***** Extracted information
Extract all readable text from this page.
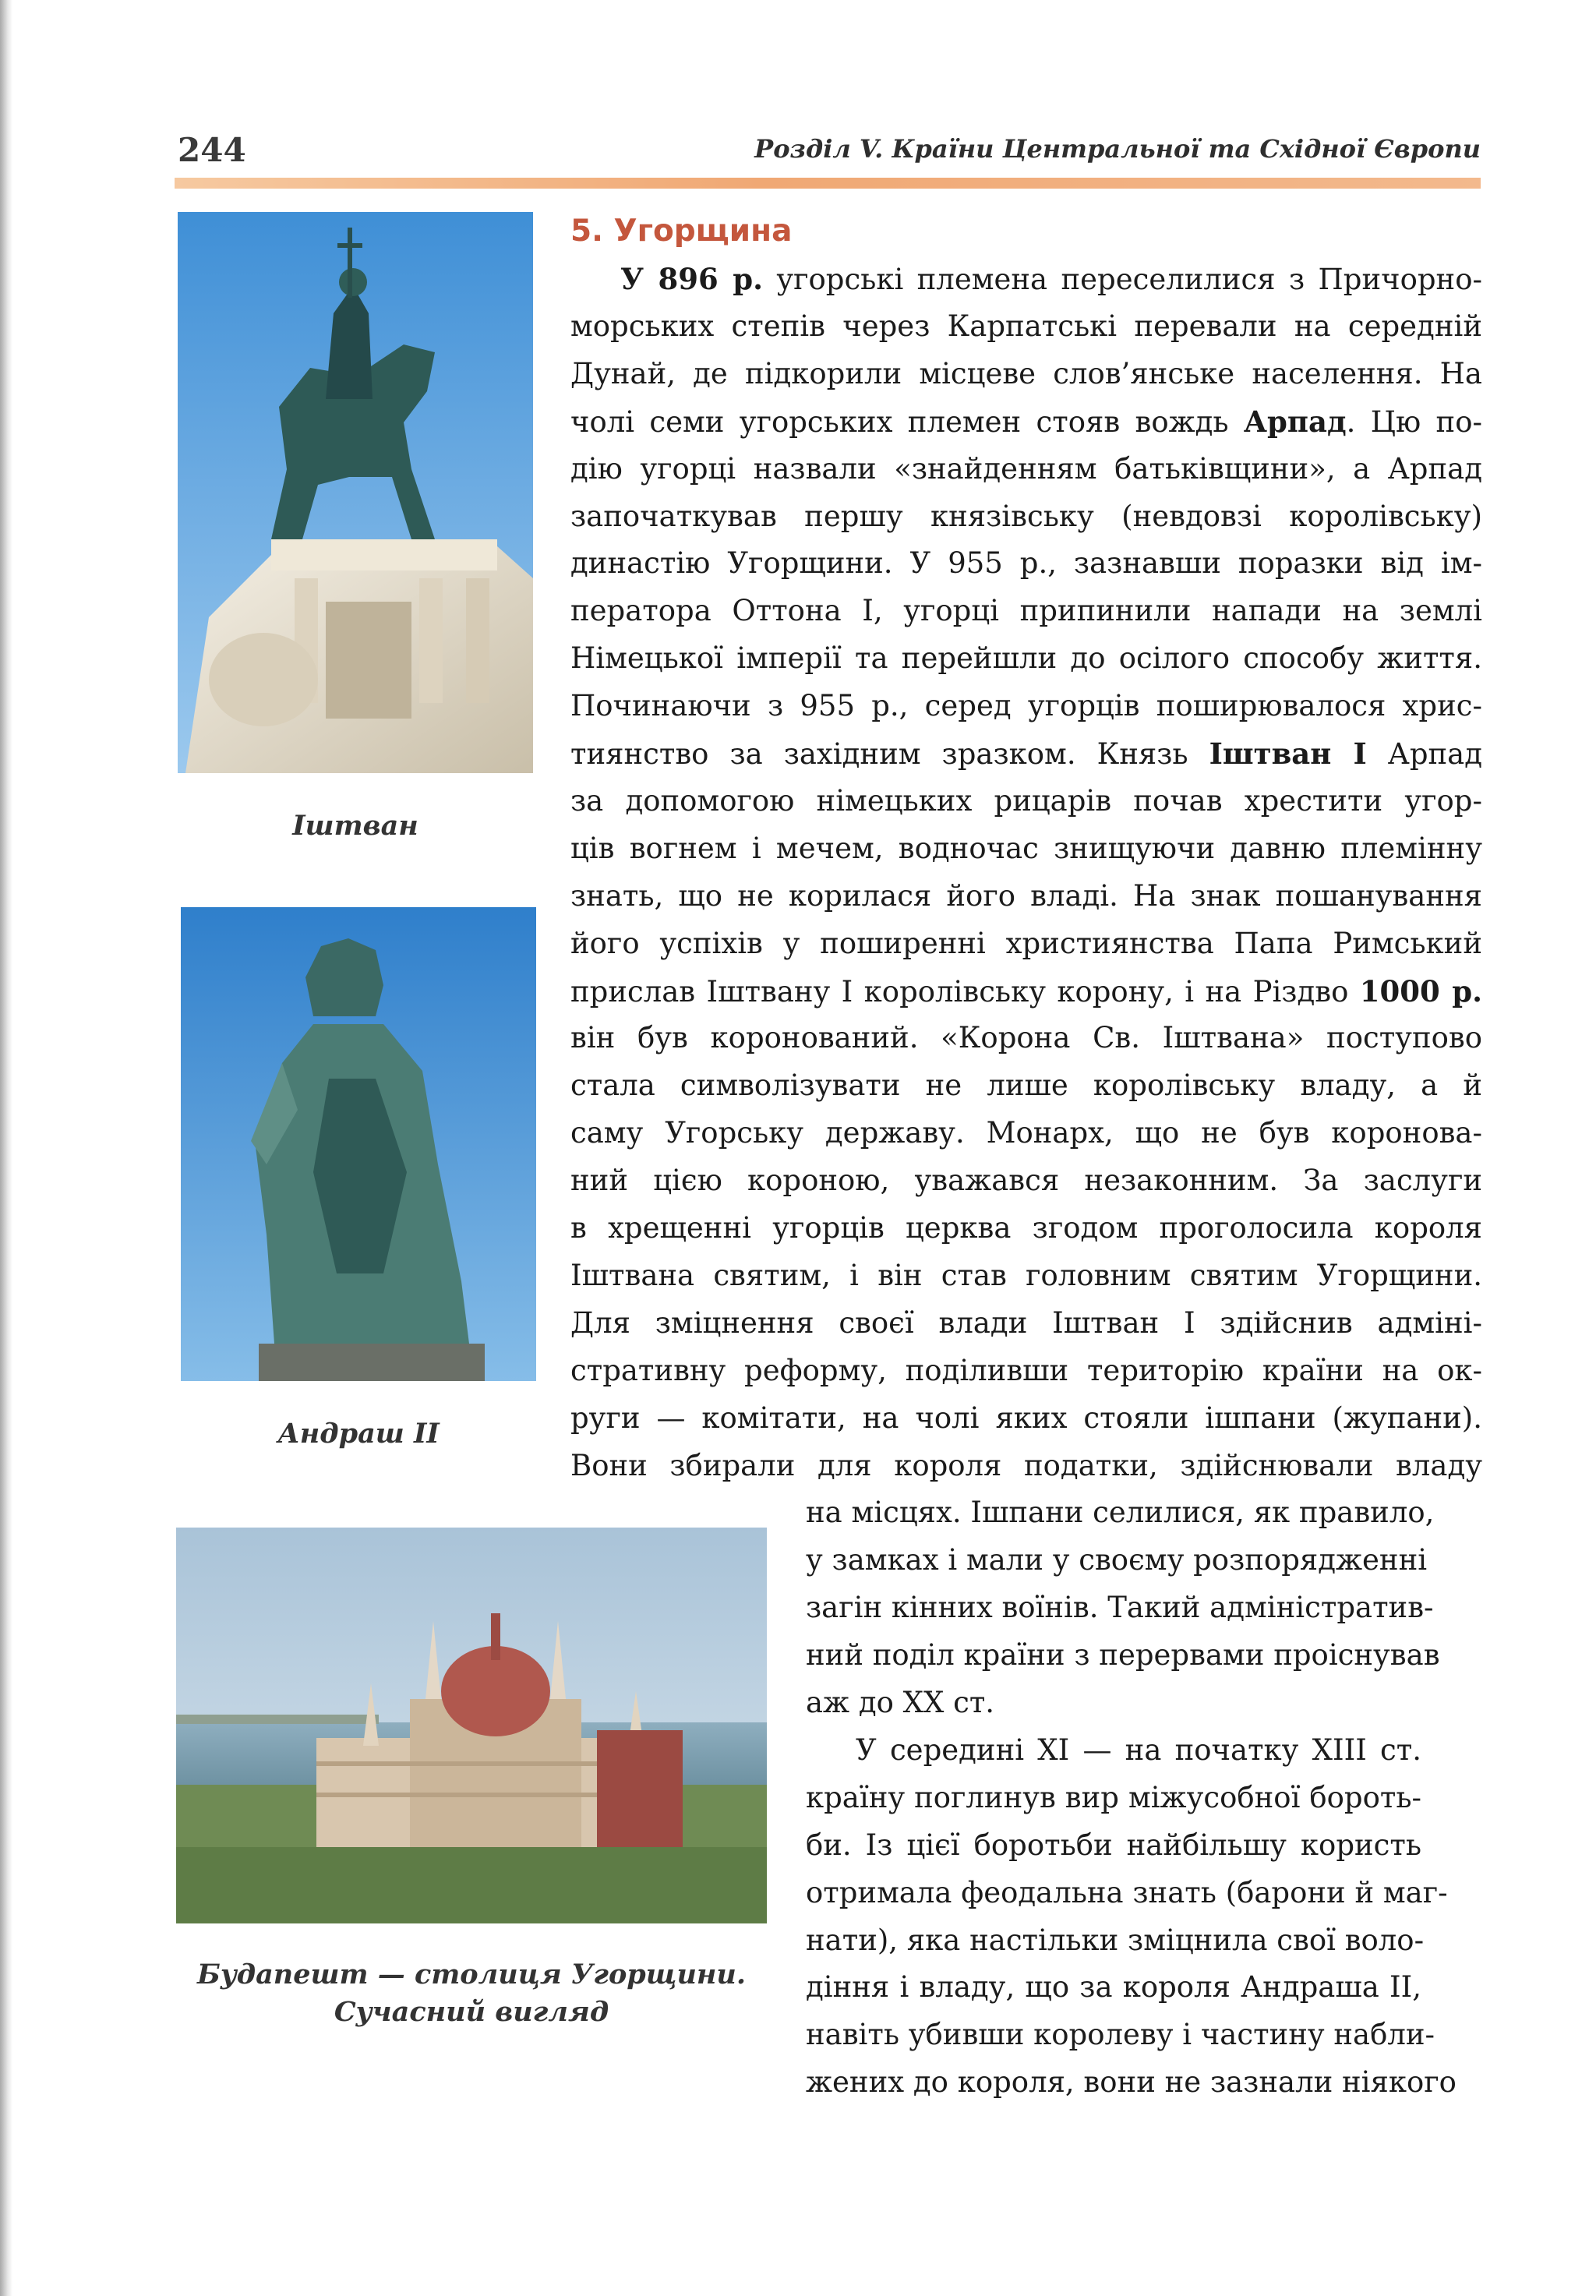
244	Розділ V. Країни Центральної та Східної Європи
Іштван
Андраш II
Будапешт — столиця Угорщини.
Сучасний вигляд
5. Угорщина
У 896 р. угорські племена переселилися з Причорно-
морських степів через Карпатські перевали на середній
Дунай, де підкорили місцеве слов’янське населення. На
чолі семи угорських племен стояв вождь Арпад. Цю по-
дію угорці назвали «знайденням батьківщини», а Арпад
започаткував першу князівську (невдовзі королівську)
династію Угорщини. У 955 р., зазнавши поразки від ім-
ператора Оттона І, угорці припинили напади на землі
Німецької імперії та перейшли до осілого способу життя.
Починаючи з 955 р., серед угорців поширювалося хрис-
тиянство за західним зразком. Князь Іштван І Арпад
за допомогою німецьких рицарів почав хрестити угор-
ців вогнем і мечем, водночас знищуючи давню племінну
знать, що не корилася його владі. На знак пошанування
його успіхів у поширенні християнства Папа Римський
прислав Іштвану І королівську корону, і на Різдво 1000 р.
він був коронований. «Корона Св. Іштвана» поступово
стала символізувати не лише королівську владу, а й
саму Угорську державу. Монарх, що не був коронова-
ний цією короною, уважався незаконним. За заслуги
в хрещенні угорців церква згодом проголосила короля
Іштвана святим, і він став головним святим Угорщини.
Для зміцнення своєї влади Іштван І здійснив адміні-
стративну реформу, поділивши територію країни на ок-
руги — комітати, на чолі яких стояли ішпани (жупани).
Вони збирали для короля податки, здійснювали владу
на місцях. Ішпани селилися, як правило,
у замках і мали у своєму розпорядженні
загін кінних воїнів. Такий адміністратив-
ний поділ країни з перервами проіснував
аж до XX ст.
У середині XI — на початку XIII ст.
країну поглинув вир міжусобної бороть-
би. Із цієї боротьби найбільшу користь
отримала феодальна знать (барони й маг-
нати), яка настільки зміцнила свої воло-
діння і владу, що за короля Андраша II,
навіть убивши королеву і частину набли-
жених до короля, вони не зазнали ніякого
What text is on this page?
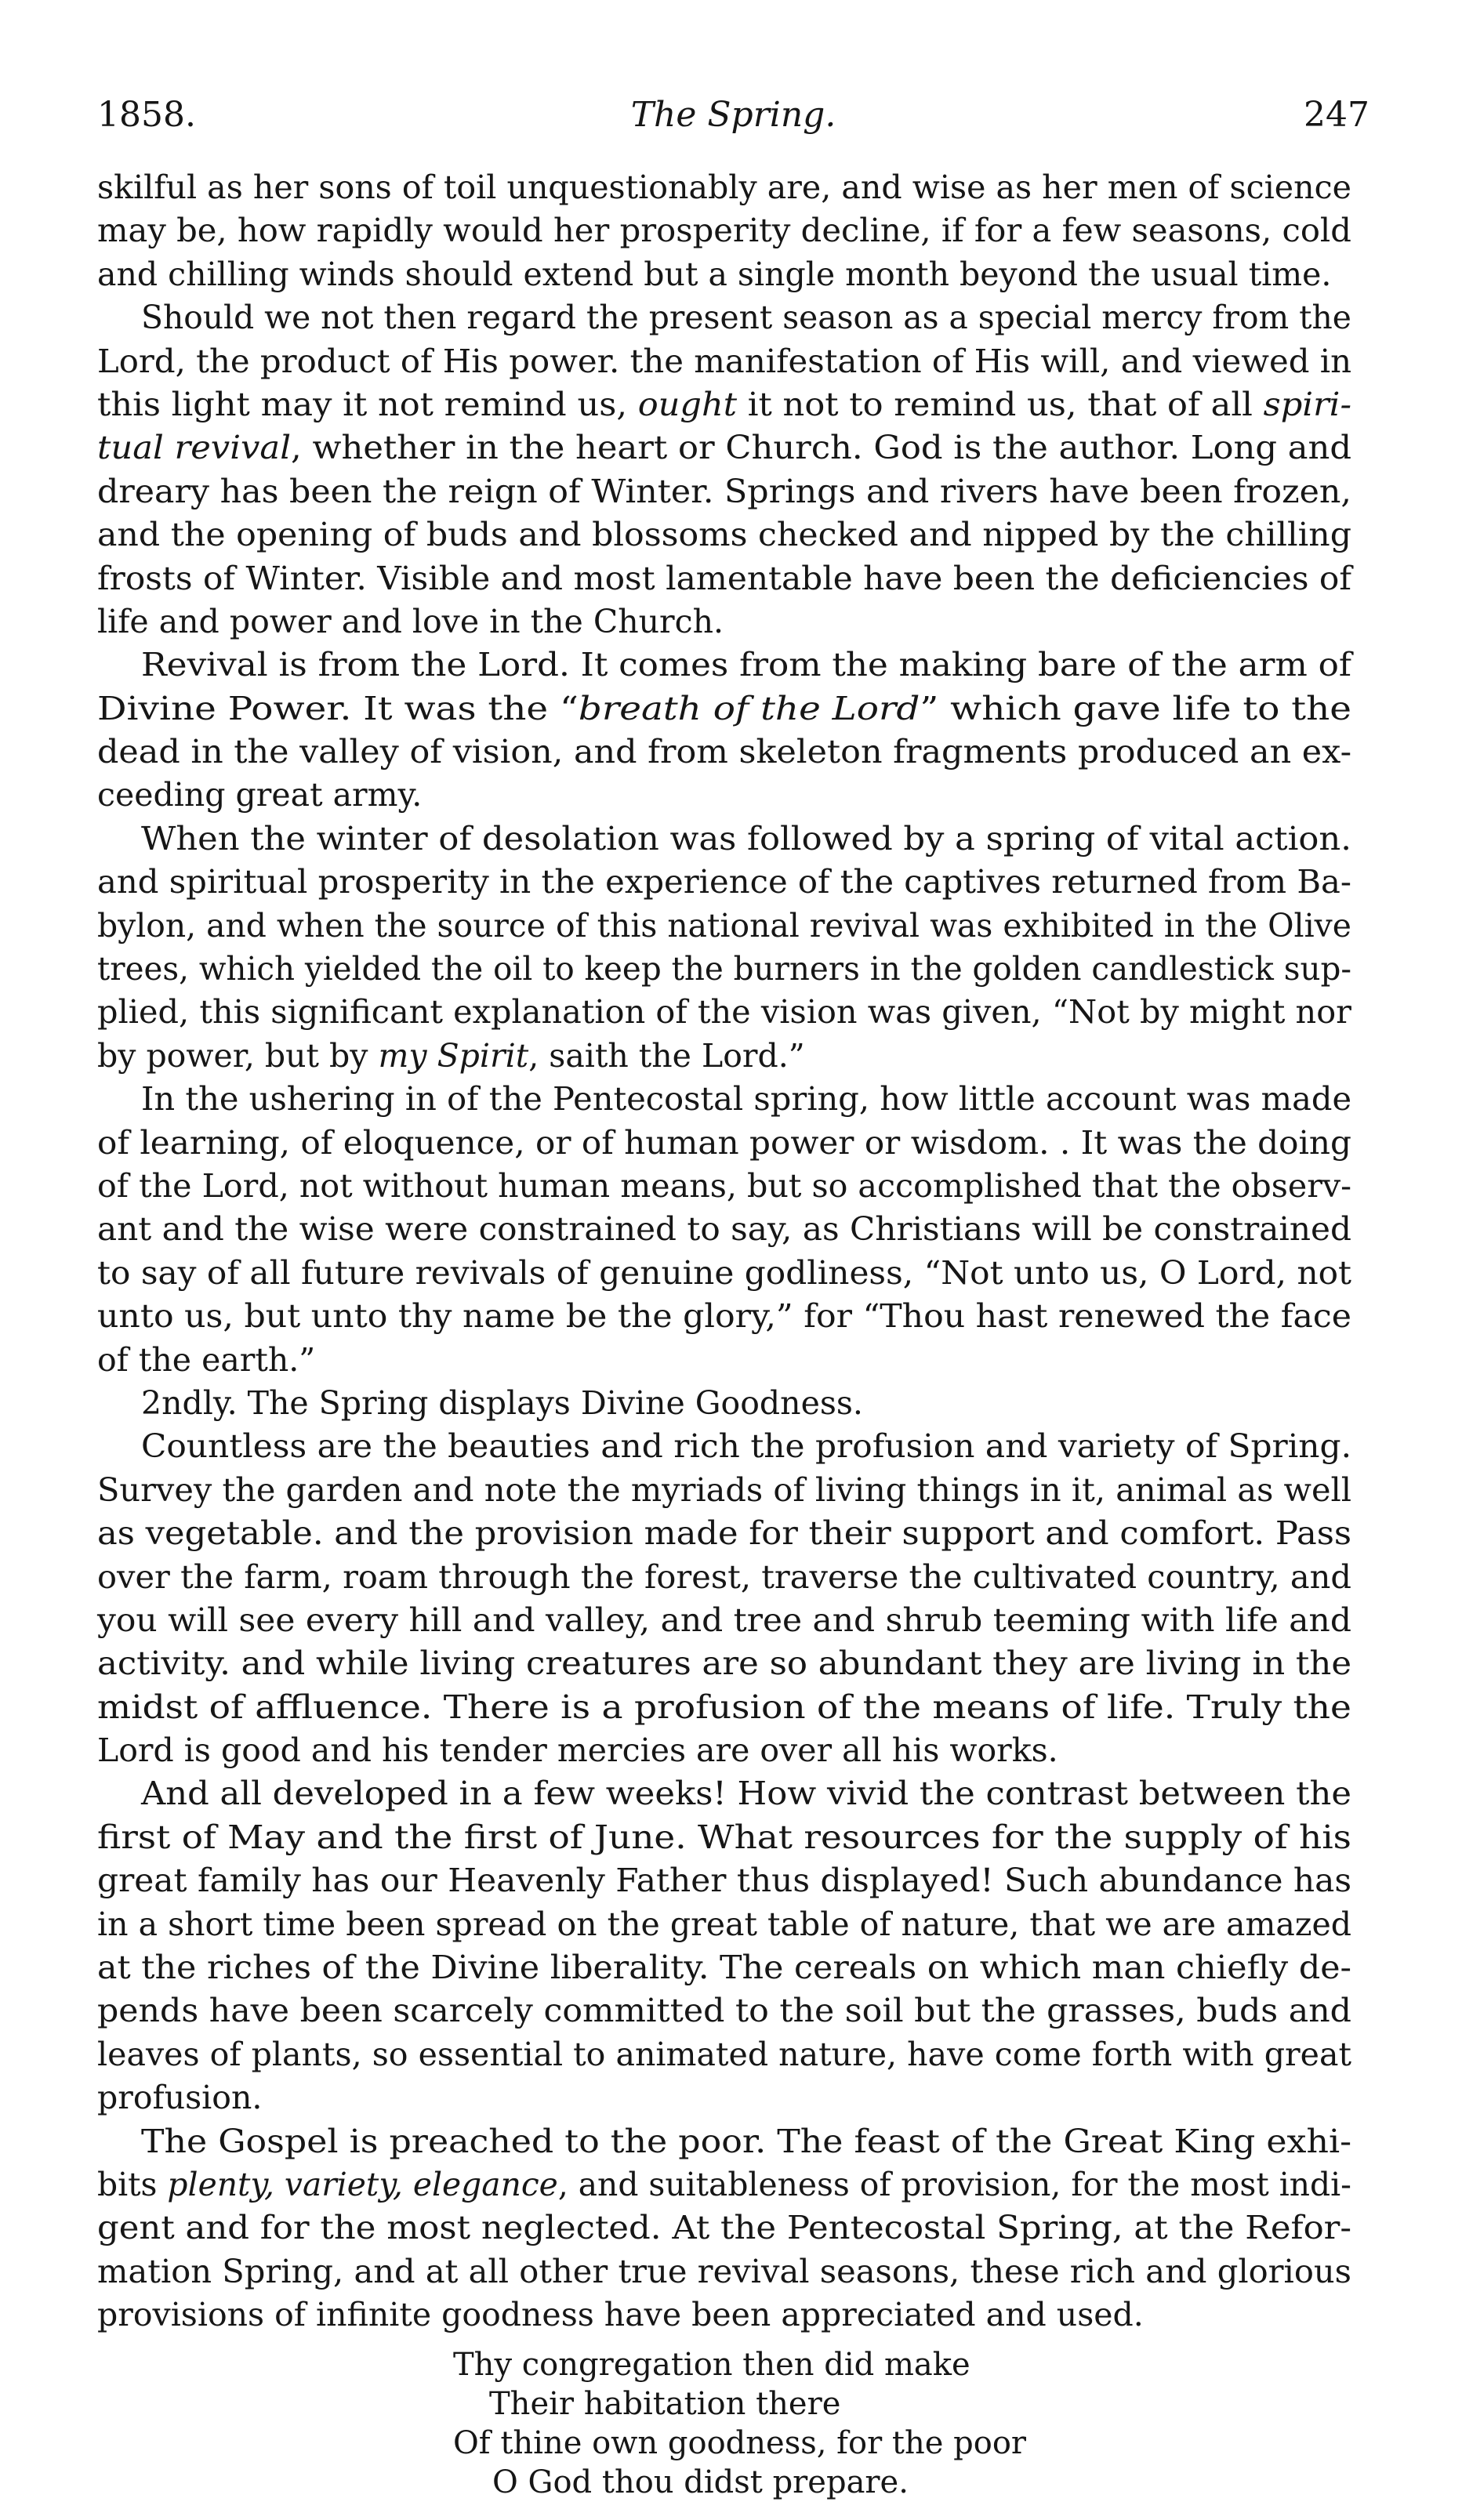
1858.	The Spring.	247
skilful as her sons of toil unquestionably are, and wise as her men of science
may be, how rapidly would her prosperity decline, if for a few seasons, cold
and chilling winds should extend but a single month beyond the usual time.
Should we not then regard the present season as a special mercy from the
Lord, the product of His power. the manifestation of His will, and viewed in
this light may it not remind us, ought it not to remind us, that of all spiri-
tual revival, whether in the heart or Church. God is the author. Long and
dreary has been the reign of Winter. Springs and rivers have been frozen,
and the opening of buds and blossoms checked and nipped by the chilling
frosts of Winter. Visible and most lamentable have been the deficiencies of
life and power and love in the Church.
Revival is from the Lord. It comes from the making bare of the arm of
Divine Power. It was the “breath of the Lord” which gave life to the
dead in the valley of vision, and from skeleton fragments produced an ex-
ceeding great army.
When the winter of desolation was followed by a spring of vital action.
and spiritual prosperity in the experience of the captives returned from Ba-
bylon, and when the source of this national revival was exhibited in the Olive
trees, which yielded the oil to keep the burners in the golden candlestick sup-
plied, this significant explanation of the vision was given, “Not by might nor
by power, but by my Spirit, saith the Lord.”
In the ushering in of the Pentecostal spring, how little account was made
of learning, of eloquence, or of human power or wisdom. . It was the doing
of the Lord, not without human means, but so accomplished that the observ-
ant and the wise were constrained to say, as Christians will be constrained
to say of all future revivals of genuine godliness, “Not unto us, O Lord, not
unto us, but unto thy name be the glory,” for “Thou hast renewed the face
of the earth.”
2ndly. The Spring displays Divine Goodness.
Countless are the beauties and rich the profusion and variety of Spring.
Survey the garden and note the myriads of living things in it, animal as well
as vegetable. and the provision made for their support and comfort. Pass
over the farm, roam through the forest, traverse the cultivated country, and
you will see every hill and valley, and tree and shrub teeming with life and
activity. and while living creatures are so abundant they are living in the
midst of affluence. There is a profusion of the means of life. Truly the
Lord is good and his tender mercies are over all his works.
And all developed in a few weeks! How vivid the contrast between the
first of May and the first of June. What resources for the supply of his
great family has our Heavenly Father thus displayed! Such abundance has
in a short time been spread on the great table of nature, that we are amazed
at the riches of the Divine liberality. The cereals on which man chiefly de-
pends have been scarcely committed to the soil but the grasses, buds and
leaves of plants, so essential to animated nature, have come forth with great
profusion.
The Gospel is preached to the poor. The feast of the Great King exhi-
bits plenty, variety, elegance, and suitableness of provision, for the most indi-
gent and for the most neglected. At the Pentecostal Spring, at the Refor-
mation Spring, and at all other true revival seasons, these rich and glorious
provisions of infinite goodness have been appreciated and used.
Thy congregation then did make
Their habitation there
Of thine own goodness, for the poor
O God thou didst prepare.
**********
# [Prompt]
Set the entries down again exactly. Do not include the images.

# [Complete output]
Extract all readable text from this page.
244	Розділ V. Країни Центральної та Східної Європи
Іштван
Андраш II
Будапешт — столиця Угорщини.
Сучасний вигляд
5. Угорщина
У 896 р. угорські племена переселилися з Причорно-
морських степів через Карпатські перевали на середній
Дунай, де підкорили місцеве слов’янське населення. На
чолі семи угорських племен стояв вождь Арпад. Цю по-
дію угорці назвали «знайденням батьківщини», а Арпад
започаткував першу князівську (невдовзі королівську)
династію Угорщини. У 955 р., зазнавши поразки від ім-
ператора Оттона І, угорці припинили напади на землі
Німецької імперії та перейшли до осілого способу життя.
Починаючи з 955 р., серед угорців поширювалося хрис-
тиянство за західним зразком. Князь Іштван І Арпад
за допомогою німецьких рицарів почав хрестити угор-
ців вогнем і мечем, водночас знищуючи давню племінну
знать, що не корилася його владі. На знак пошанування
його успіхів у поширенні християнства Папа Римський
прислав Іштвану І королівську корону, і на Різдво 1000 р.
він був коронований. «Корона Св. Іштвана» поступово
стала символізувати не лише королівську владу, а й
саму Угорську державу. Монарх, що не був коронова-
ний цією короною, уважався незаконним. За заслуги
в хрещенні угорців церква згодом проголосила короля
Іштвана святим, і він став головним святим Угорщини.
Для зміцнення своєї влади Іштван І здійснив адміні-
стративну реформу, поділивши територію країни на ок-
руги — комітати, на чолі яких стояли ішпани (жупани).
Вони збирали для короля податки, здійснювали владу
на місцях. Ішпани селилися, як правило,
у замках і мали у своєму розпорядженні
загін кінних воїнів. Такий адміністратив-
ний поділ країни з перервами проіснував
аж до XX ст.
У середині XI — на початку XIII ст.
країну поглинув вир міжусобної бороть-
би. Із цієї боротьби найбільшу користь
отримала феодальна знать (барони й маг-
нати), яка настільки зміцнила свої воло-
діння і владу, що за короля Андраша II,
навіть убивши королеву і частину набли-
жених до короля, вони не зазнали ніякого
What text is on this page?
1858.	The Spring.	247
skilful as her sons of toil unquestionably are, and wise as her men of science
may be, how rapidly would her prosperity decline, if for a few seasons, cold
and chilling winds should extend but a single month beyond the usual time.
Should we not then regard the present season as a special mercy from the
Lord, the product of His power. the manifestation of His will, and viewed in
this light may it not remind us, ought it not to remind us, that of all spiri-
tual revival, whether in the heart or Church. God is the author. Long and
dreary has been the reign of Winter. Springs and rivers have been frozen,
and the opening of buds and blossoms checked and nipped by the chilling
frosts of Winter. Visible and most lamentable have been the deficiencies of
life and power and love in the Church.
Revival is from the Lord. It comes from the making bare of the arm of
Divine Power. It was the “breath of the Lord” which gave life to the
dead in the valley of vision, and from skeleton fragments produced an ex-
ceeding great army.
When the winter of desolation was followed by a spring of vital action.
and spiritual prosperity in the experience of the captives returned from Ba-
bylon, and when the source of this national revival was exhibited in the Olive
trees, which yielded the oil to keep the burners in the golden candlestick sup-
plied, this significant explanation of the vision was given, “Not by might nor
by power, but by my Spirit, saith the Lord.”
In the ushering in of the Pentecostal spring, how little account was made
of learning, of eloquence, or of human power or wisdom. . It was the doing
of the Lord, not without human means, but so accomplished that the observ-
ant and the wise were constrained to say, as Christians will be constrained
to say of all future revivals of genuine godliness, “Not unto us, O Lord, not
unto us, but unto thy name be the glory,” for “Thou hast renewed the face
of the earth.”
2ndly. The Spring displays Divine Goodness.
Countless are the beauties and rich the profusion and variety of Spring.
Survey the garden and note the myriads of living things in it, animal as well
as vegetable. and the provision made for their support and comfort. Pass
over the farm, roam through the forest, traverse the cultivated country, and
you will see every hill and valley, and tree and shrub teeming with life and
activity. and while living creatures are so abundant they are living in the
midst of affluence. There is a profusion of the means of life. Truly the
Lord is good and his tender mercies are over all his works.
And all developed in a few weeks! How vivid the contrast between the
first of May and the first of June. What resources for the supply of his
great family has our Heavenly Father thus displayed! Such abundance has
in a short time been spread on the great table of nature, that we are amazed
at the riches of the Divine liberality. The cereals on which man chiefly de-
pends have been scarcely committed to the soil but the grasses, buds and
leaves of plants, so essential to animated nature, have come forth with great
profusion.
The Gospel is preached to the poor. The feast of the Great King exhi-
bits plenty, variety, elegance, and suitableness of provision, for the most indi-
gent and for the most neglected. At the Pentecostal Spring, at the Refor-
mation Spring, and at all other true revival seasons, these rich and glorious
provisions of infinite goodness have been appreciated and used.
Thy congregation then did make
Their habitation there
Of thine own goodness, for the poor
O God thou didst prepare.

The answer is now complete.